__ФРАГМЕНТ ТЕКСТА__.
Через некоторое время он еще раз подошел ко мне вдвоем с Цермом.
— Да, — говорит Церм, — сейчас видно, что он писал уже масляными красками: трудно ему будет овладеть красивым штрихом, грязно и бестолково тушует.
«Так вот он, Церм, — этот с жиденькими бакенами, худенький учитель; и это вот он так дивно рисует!.. Но едва ли он еще и теперь так может нарисовать, — думаю я, — там нечто сверхъестественное: лучше печати».
Еще учитель был в классе масок и гипсовых фигур — Гох[101].
Но всего больше ученики говорили об учителе Крамском: этот приходил только в воскресенье утром; в его классе нельзя было добиться места: сидели «один на другом», локоть к локтю. (Еще перед отъездом из Сиротина я слыхал про Крамского: он из Острогожска. О нем у меня написана отдельная статья, которая и следует за этой.) Прибавлю я здесь только о своих успехах в рисовальной школе.
Вскоре после моего поступления и недолгого рисования в классе орнаментов и масок наступил рождественский перерыв занятий. Сказано было, что всё, что мы рисовали в классах, должно быть сдано в особую папку служителя — для экзаменов и что после праздников ученики будут записаны в порядке их успехов по рисованию.
Возвратившись к занятиям недели через три, ученики с огромным интересом потянулись к списку, вывешенному на стене, чтобы видеть оценку своих способностей.
Добрался и я и пришел в отчаяние: моей фамилии я совсем не нашел в списке. Сердце мое клокотало от обиды и огорчения. Я не мог понять: за что же я исключен? Грязно? Да, тушевать я не умею еще.
Все шумели, искали себя, рассуждали, смеялись и дразнили друг друга. Никого из близких по месту рисования товарищей тут не было — всё больше мальчишки, незнакомые.
Наконец, нагоревавшись чуть не до слез, я спрашиваю одного мальчика подробнее:
— А, скажите, за что же исключают из списков? Или не экзаменуют?
— Я не знаю, — отвечает он, — вероятно, плохие рисунки. А вы что?.. Вас не поместили в этом листке, исключили? Да ведь, кажется, записывают всех. А как ваша фамилия?

__ИСХОДНЫЕ МАТЕРИАЛЫ__.
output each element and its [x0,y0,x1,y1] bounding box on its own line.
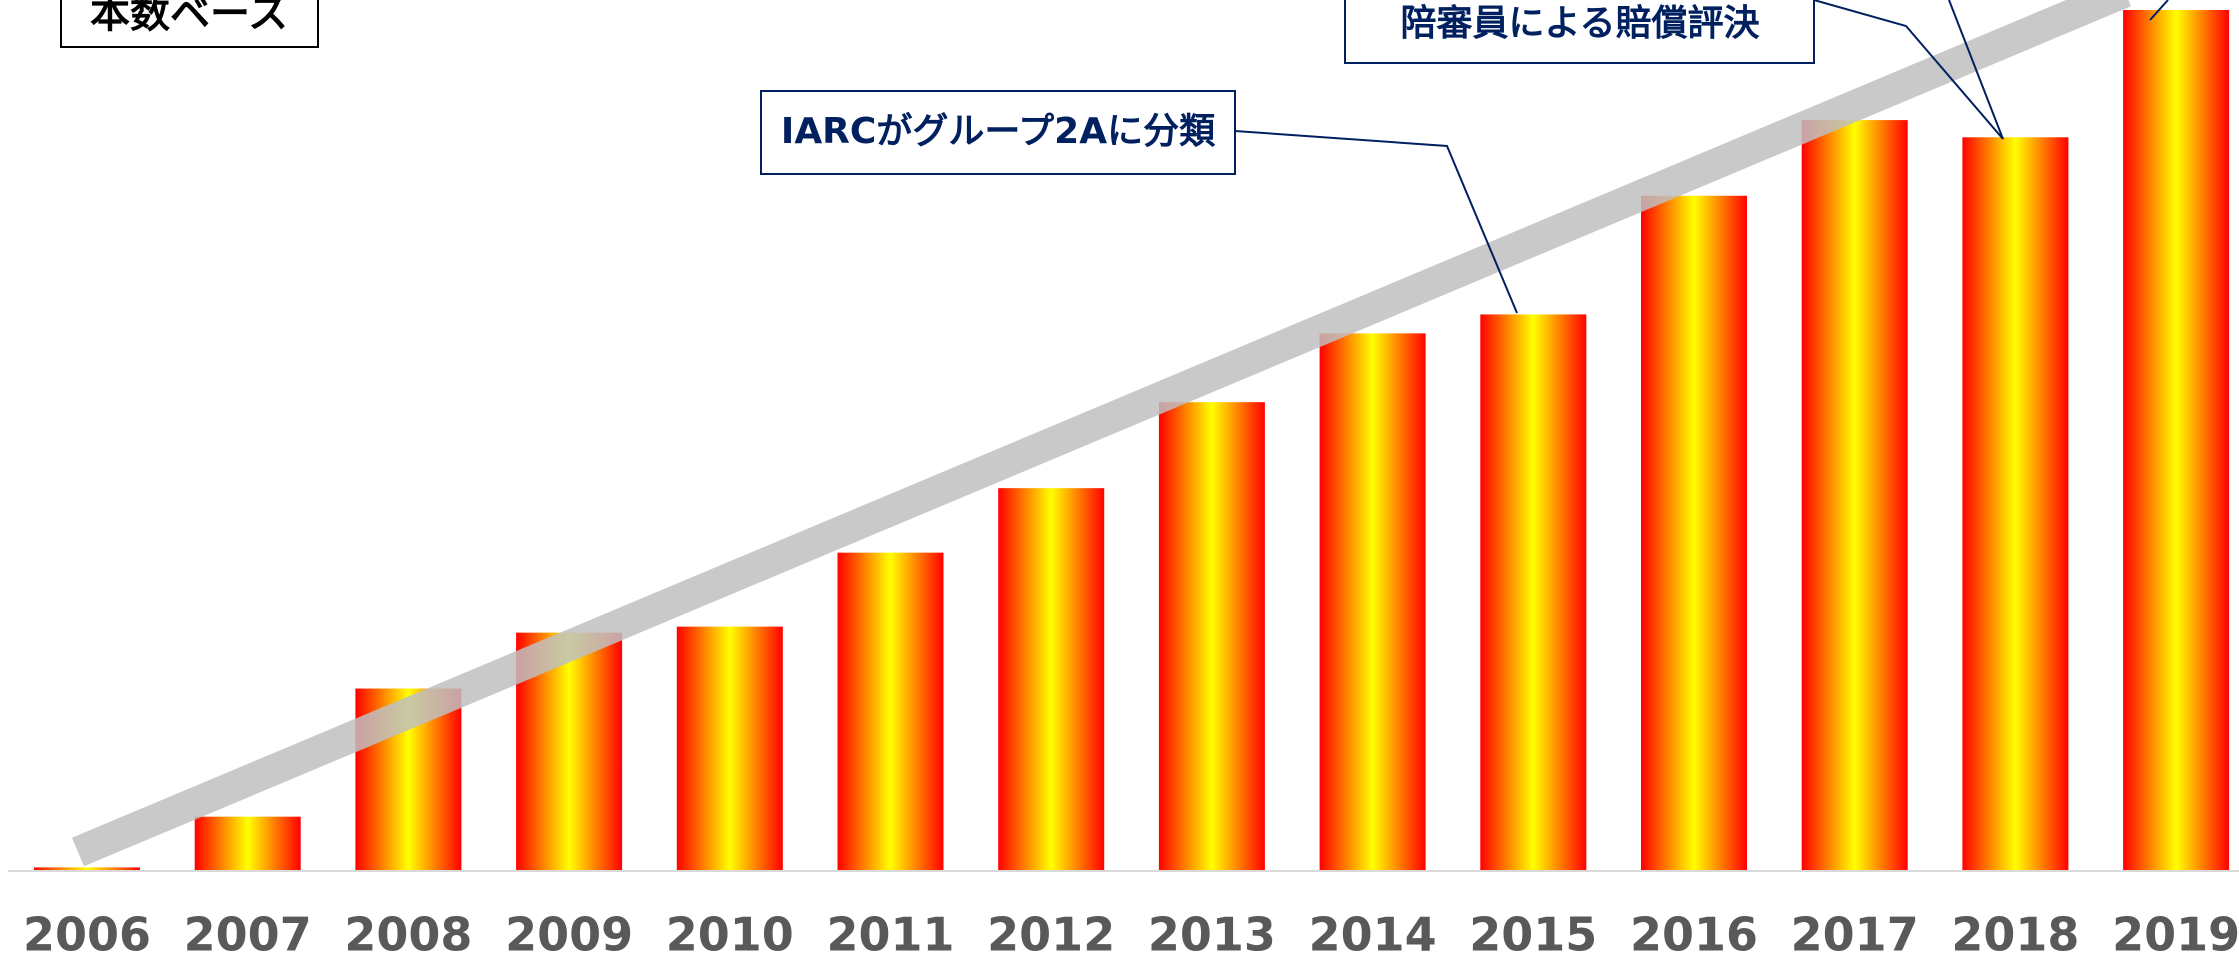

__ЗАДАЧИ__.
**a)** Ответьте по отрывку о рисовальной школе на три вопроса:
(i) Кто был учителем в классе масок и гипсовых фигур?
(ii) В какой день и в какое время суток приходил Крамской?
(iii) Через какой срок ученики вернулись к занятиям после рождественского перерыва?
**b)** Перечислите фамилии всех учителей, упомянутых в отрывке о рисовальной школе.
**c)** Напишите продолжение отрывка о рисовальной школе, начиная сразу после последней реплики.

__ОТВЕТЫ__.
**a)**
(i) Гох.
(ii) Только в воскресенье утром.
(iii) Недели через три.

**b)** Церм, Гох, Крамской.

**c)**
— Да фамилия моя Репин; я поступил недавно…
— Что же вы? Что вы? Ведь Репин записан первым — читайте.
Я подумал, что он смеется, и пошел опять к листу, который висел за стеклом в красной деревянной рамке. Вот затмение: действительно, первая, очень четко написанная фамилия была «Репин».
— А, может быть, есть другой Репин? — спрашиваю я.
— Не знаю, — отвечает он. — Да вы спросите у служителя ваши рисунки, — уже выдают; и на рисунках поставлены номера самими учителями, на экзамене.
Действительно, я едва верил глазам: на моем лопухе был энергический росчерк «Рудольф Жуковский» и стояла черта первого номера, придавленного так энергично, что видно было, как французский карандаш сломался и сделал точку с отпрыском вверх[102].
Меня обступили незнакомые мальчики, с любопытством рассматривая мои рисунки и даже меня самого. Вот приблизился еще новоприбывший; я его давно приметил, потому что слышал, как он часто ораторствовал между учениками; он постарше, и, увлеченный темой спора, он всегда непроизвольно двигал сзади себя своей сухой рукой, наподобие хвоста. Он властно взял мой лопух, отвел его от себя и, поворачивая голову вправо и влево, покровительственно оглядел меня.
— Да вам тут, в этой школе, и делать больше нечего. Я бы, на вашем месте, шел в Академию на экзамен и поступил бы вольнослушателем. Там просто. Заявиться только инспектору, выдержать экзамен с гипсовой головы, и все дело: внесите двадцать пять рублей — годовую плату, вот и все. По крайней мере каждый вечер можете рисовать и с гипсовых фигур. А там и до натурного класса недалеко. А в натурном — каждую треть с группы уже работают на медали. Да ведь главное: уже красками пишут с натурщиков и компонуют эскизы каждый месяц на заданные темы.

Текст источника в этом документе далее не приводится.